*MATERIAL FOR THIS TASK*.
####################

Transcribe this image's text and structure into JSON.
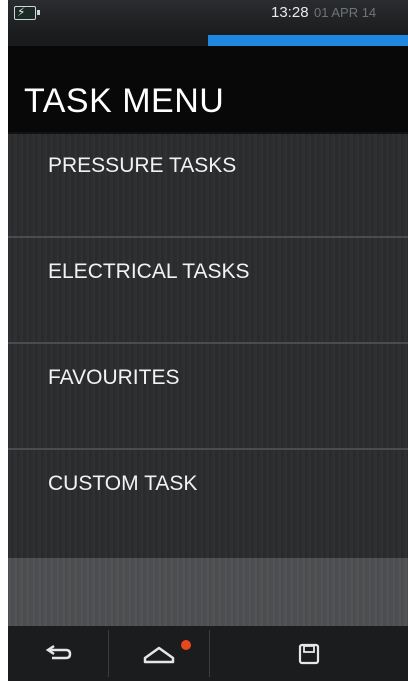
{
  "status_bar": {
    "time": "13:28",
    "date": "01 APR 14",
    "progress_fraction": 0.5
  },
  "header": {
    "title": "TASK MENU"
  },
  "menu": {
    "items": [
      {
        "label": "PRESSURE TASKS"
      },
      {
        "label": "ELECTRICAL TASKS"
      },
      {
        "label": "FAVOURITES"
      },
      {
        "label": "CUSTOM TASK"
      }
    ]
  },
  "bottom_nav": {
    "back_icon": "back-arrow-icon",
    "home_icon": "home-icon",
    "save_icon": "floppy-disk-icon",
    "notification_color": "#e9471e"
  },
  "colors": {
    "accent": "#1e87e0",
    "background": "#111214",
    "text": "#ffffff"
  }
}
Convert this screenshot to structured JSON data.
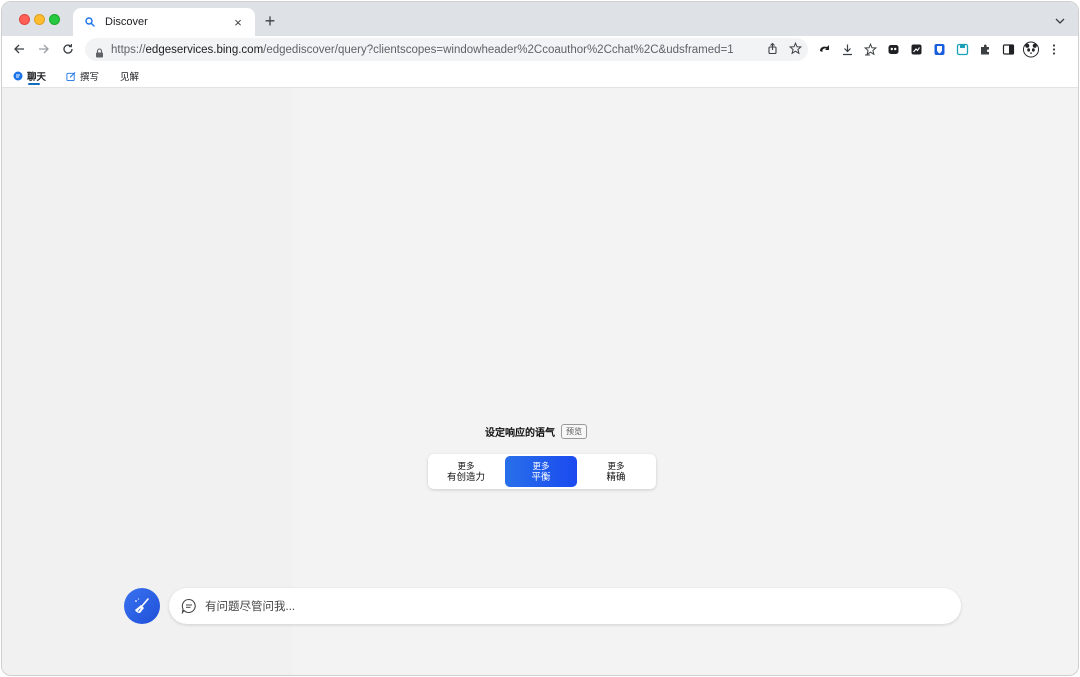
{
  "browser": {
    "tab_title": "Discover",
    "tab_close": "×",
    "new_tab": "+",
    "url_scheme": "https://",
    "url_host": "edgeservices.bing.com",
    "url_path": "/edgediscover/query?clientscopes=windowheader%2Ccoauthor%2Cchat%2C&udsframed=1"
  },
  "appnav": {
    "chat": "聊天",
    "compose": "撰写",
    "insights": "见解"
  },
  "tone": {
    "heading": "设定响应的语气",
    "badge": "预览",
    "options": [
      {
        "line1": "更多",
        "line2": "有创造力"
      },
      {
        "line1": "更多",
        "line2": "平衡"
      },
      {
        "line1": "更多",
        "line2": "精确"
      }
    ],
    "selected_color": "#2563eb"
  },
  "chat": {
    "placeholder": "有问题尽管问我..."
  }
}
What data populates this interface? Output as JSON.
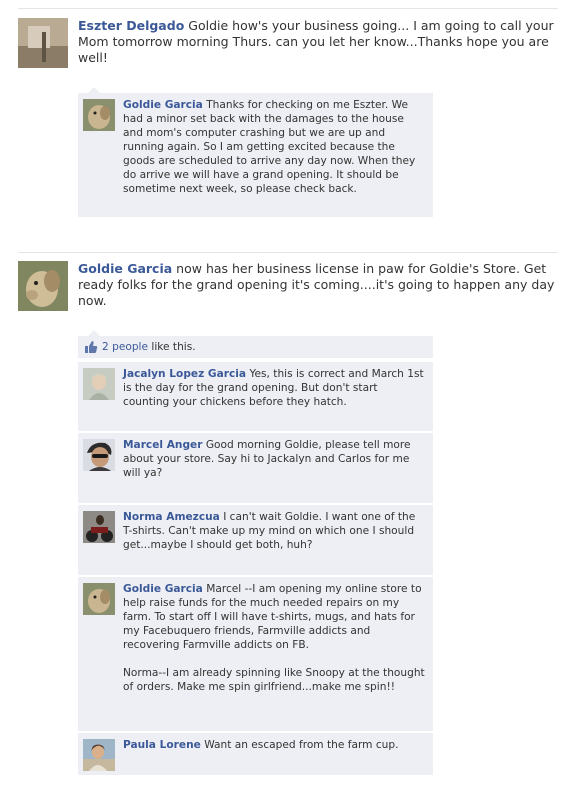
{
  "posts": [
    {
      "author": "Eszter Delgado",
      "text": "Goldie how's your business going... I am going to call your Mom tomorrow morning Thurs. can you let her know...Thanks hope you are well!",
      "comments": [
        {
          "author": "Goldie Garcia",
          "text": "Thanks for checking on me Eszter. We had a minor set back with the damages to the house and mom's computer crashing but we are up and running again. So I am getting excited because the goods are scheduled to arrive any day now. When they do arrive we will have a grand opening. It should be sometime next week, so please check back."
        }
      ]
    },
    {
      "author": "Goldie Garcia",
      "text": "now has her business license in paw for Goldie's Store. Get ready folks for the grand opening it's coming....it's going to happen any day now.",
      "likes": {
        "count_link": "2 people",
        "suffix": " like this."
      },
      "comments": [
        {
          "author": "Jacalyn Lopez Garcia",
          "text": "Yes, this is correct and March 1st is the day for the grand opening. But don't start counting your chickens before they hatch."
        },
        {
          "author": "Marcel Anger",
          "text": "Good morning Goldie, please tell more about your store. Say hi to Jackalyn and Carlos for me will ya?"
        },
        {
          "author": "Norma Amezcua",
          "text": "I can't wait Goldie. I want one of the T-shirts. Can't make up my mind on which one I should get...maybe I should get both, huh?"
        },
        {
          "author": "Goldie Garcia",
          "text": "Marcel --I am opening my online store to help raise funds for the much needed repairs on my farm. To start off I will have t-shirts, mugs, and hats for my Facebuquero friends, Farmville addicts and recovering Farmville addicts on FB.\n\nNorma--I am already spinning like Snoopy at the thought of orders. Make me spin girlfriend...make me spin!!"
        },
        {
          "author": "Paula Lorene",
          "text": "Want an escaped from the farm cup."
        }
      ]
    }
  ],
  "colors": {
    "link": "#3b5998",
    "comment_bg": "#edeff4"
  },
  "icons": {
    "like": "thumbs-up-icon"
  }
}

####################

*TASK GOAL*. Omit each picture, then return all of the listing exactly as it stands.

*ANSWER TO THE PROBLEM*.
Transcribe this image's text and structure into JSON.
{
  "status_bar": {
    "time": "13:28",
    "date": "01 APR 14",
    "progress_fraction": 0.5
  },
  "header": {
    "title": "TASK MENU"
  },
  "menu": {
    "items": [
      {
        "label": "PRESSURE TASKS"
      },
      {
        "label": "ELECTRICAL TASKS"
      },
      {
        "label": "FAVOURITES"
      },
      {
        "label": "CUSTOM TASK"
      }
    ]
  },
  "bottom_nav": {
    "back_icon": "back-arrow-icon",
    "home_icon": "home-icon",
    "save_icon": "floppy-disk-icon",
    "notification_color": "#e9471e"
  },
  "colors": {
    "accent": "#1e87e0",
    "background": "#111214",
    "text": "#ffffff"
  }
}
Convert this screenshot to structured JSON data.
{
  "browser": {
    "tab_title": "Discover",
    "tab_close": "×",
    "new_tab": "+",
    "url_scheme": "https://",
    "url_host": "edgeservices.bing.com",
    "url_path": "/edgediscover/query?clientscopes=windowheader%2Ccoauthor%2Cchat%2C&udsframed=1"
  },
  "appnav": {
    "chat": "聊天",
    "compose": "撰写",
    "insights": "见解"
  },
  "tone": {
    "heading": "设定响应的语气",
    "badge": "预览",
    "options": [
      {
        "line1": "更多",
        "line2": "有创造力"
      },
      {
        "line1": "更多",
        "line2": "平衡"
      },
      {
        "line1": "更多",
        "line2": "精确"
      }
    ],
    "selected_color": "#2563eb"
  },
  "chat": {
    "placeholder": "有问题尽管问我..."
  }
}
What data populates this interface? Output as JSON.
{
  "posts": [
    {
      "author": "Eszter Delgado",
      "text": "Goldie how's your business going... I am going to call your Mom tomorrow morning Thurs. can you let her know...Thanks hope you are well!",
      "comments": [
        {
          "author": "Goldie Garcia",
          "text": "Thanks for checking on me Eszter. We had a minor set back with the damages to the house and mom's computer crashing but we are up and running again. So I am getting excited because the goods are scheduled to arrive any day now. When they do arrive we will have a grand opening. It should be sometime next week, so please check back."
        }
      ]
    },
    {
      "author": "Goldie Garcia",
      "text": "now has her business license in paw for Goldie's Store. Get ready folks for the grand opening it's coming....it's going to happen any day now.",
      "likes": {
        "count_link": "2 people",
        "suffix": " like this."
      },
      "comments": [
        {
          "author": "Jacalyn Lopez Garcia",
          "text": "Yes, this is correct and March 1st is the day for the grand opening. But don't start counting your chickens before they hatch."
        },
        {
          "author": "Marcel Anger",
          "text": "Good morning Goldie, please tell more about your store. Say hi to Jackalyn and Carlos for me will ya?"
        },
        {
          "author": "Norma Amezcua",
          "text": "I can't wait Goldie. I want one of the T-shirts. Can't make up my mind on which one I should get...maybe I should get both, huh?"
        },
        {
          "author": "Goldie Garcia",
          "text": "Marcel --I am opening my online store to help raise funds for the much needed repairs on my farm. To start off I will have t-shirts, mugs, and hats for my Facebuquero friends, Farmville addicts and recovering Farmville addicts on FB.\n\nNorma--I am already spinning like Snoopy at the thought of orders. Make me spin girlfriend...make me spin!!"
        },
        {
          "author": "Paula Lorene",
          "text": "Want an escaped from the farm cup."
        }
      ]
    }
  ],
  "colors": {
    "link": "#3b5998",
    "comment_bg": "#edeff4"
  },
  "icons": {
    "like": "thumbs-up-icon"
  }
}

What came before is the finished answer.